▶ [Set task]: Keep only those lines of the records that include the string "clapbutton".

───── Extracted records

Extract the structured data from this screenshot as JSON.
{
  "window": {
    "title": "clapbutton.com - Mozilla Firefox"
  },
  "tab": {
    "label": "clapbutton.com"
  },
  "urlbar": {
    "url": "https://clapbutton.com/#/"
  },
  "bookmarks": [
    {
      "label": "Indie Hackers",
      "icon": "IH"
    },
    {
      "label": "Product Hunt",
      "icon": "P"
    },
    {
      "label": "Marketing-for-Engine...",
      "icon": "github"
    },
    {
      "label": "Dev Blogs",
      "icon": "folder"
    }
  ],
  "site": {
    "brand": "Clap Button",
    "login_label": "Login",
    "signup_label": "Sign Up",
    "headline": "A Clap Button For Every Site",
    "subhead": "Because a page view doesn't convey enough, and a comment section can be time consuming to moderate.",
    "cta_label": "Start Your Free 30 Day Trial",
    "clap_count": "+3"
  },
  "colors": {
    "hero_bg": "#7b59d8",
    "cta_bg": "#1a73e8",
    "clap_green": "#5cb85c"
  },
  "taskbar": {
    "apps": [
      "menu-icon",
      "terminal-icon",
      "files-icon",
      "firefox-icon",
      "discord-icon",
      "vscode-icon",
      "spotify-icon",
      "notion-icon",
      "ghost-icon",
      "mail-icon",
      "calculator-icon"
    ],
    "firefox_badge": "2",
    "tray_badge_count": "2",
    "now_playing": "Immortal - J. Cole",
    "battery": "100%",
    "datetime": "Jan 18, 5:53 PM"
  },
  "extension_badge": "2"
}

──────────

▶ [Output of the task]:
    "title": "clapbutton.com - Mozilla Firefox"
    "label": "clapbutton.com"
    "url": "https://clapbutton.com/#/"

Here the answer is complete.